### Set task
Copy nothing but the text: reproduce each line of the listing exactly and leave the pictures out.

### Given data

%%

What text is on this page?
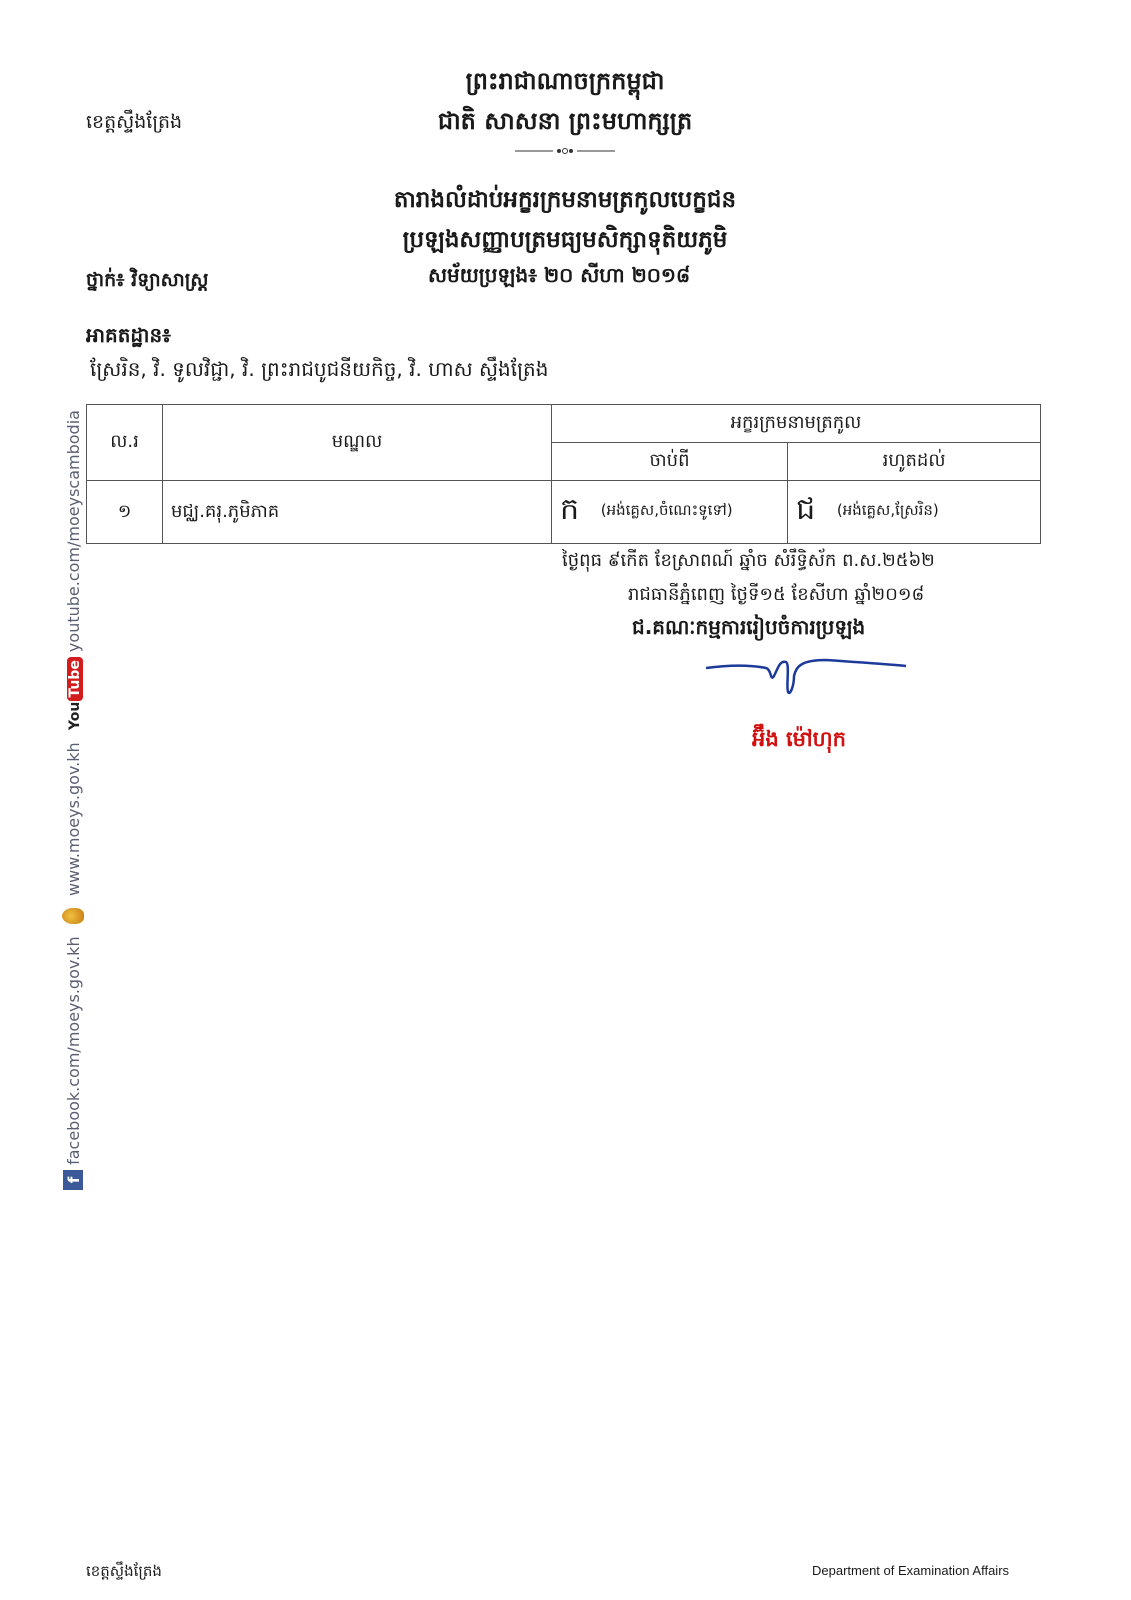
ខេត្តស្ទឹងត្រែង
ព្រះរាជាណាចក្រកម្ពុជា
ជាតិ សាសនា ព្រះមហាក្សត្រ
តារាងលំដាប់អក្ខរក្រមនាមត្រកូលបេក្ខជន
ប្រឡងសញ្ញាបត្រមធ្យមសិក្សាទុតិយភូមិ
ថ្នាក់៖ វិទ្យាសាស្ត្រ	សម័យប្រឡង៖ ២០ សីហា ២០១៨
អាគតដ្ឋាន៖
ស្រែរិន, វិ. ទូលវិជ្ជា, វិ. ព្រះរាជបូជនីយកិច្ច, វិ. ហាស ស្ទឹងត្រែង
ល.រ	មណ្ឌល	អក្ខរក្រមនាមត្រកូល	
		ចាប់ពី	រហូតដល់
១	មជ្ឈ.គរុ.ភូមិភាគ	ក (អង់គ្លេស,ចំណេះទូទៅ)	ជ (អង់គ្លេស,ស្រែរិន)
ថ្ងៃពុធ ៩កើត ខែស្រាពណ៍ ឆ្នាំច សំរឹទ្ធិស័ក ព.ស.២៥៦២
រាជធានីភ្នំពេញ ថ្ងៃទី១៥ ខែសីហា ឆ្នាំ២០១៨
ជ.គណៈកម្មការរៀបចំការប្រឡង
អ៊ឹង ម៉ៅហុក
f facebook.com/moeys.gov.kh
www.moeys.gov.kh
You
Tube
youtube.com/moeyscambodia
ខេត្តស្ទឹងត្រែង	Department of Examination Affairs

%%

### Correct output
What text is on this page?
ខេត្តស្ទឹងត្រែង
ព្រះរាជាណាចក្រកម្ពុជា
ជាតិ សាសនា ព្រះមហាក្សត្រ
តារាងលំដាប់អក្ខរក្រមនាមត្រកូលបេក្ខជន
ប្រឡងសញ្ញាបត្រមធ្យមសិក្សាទុតិយភូមិ
ថ្នាក់៖ វិទ្យាសាស្ត្រ	សម័យប្រឡង៖ ២០ សីហា ២០១៨
អាគតដ្ឋាន៖
ស្រែរិន, វិ. ទូលវិជ្ជា, វិ. ព្រះរាជបូជនីយកិច្ច, វិ. ហាស ស្ទឹងត្រែង
ល.រ	មណ្ឌល	អក្ខរក្រមនាមត្រកូល	
		ចាប់ពី	រហូតដល់
១	មជ្ឈ.គរុ.ភូមិភាគ	ក (អង់គ្លេស,ចំណេះទូទៅ)	ជ (អង់គ្លេស,ស្រែរិន)
ថ្ងៃពុធ ៩កើត ខែស្រាពណ៍ ឆ្នាំច សំរឹទ្ធិស័ក ព.ស.២៥៦២
រាជធានីភ្នំពេញ ថ្ងៃទី១៥ ខែសីហា ឆ្នាំ២០១៨
ជ.គណៈកម្មការរៀបចំការប្រឡង
អ៊ឹង ម៉ៅហុក
f facebook.com/moeys.gov.kh
www.moeys.gov.kh
You
Tube
youtube.com/moeyscambodia
ខេត្តស្ទឹងត្រែង	Department of Examination Affairs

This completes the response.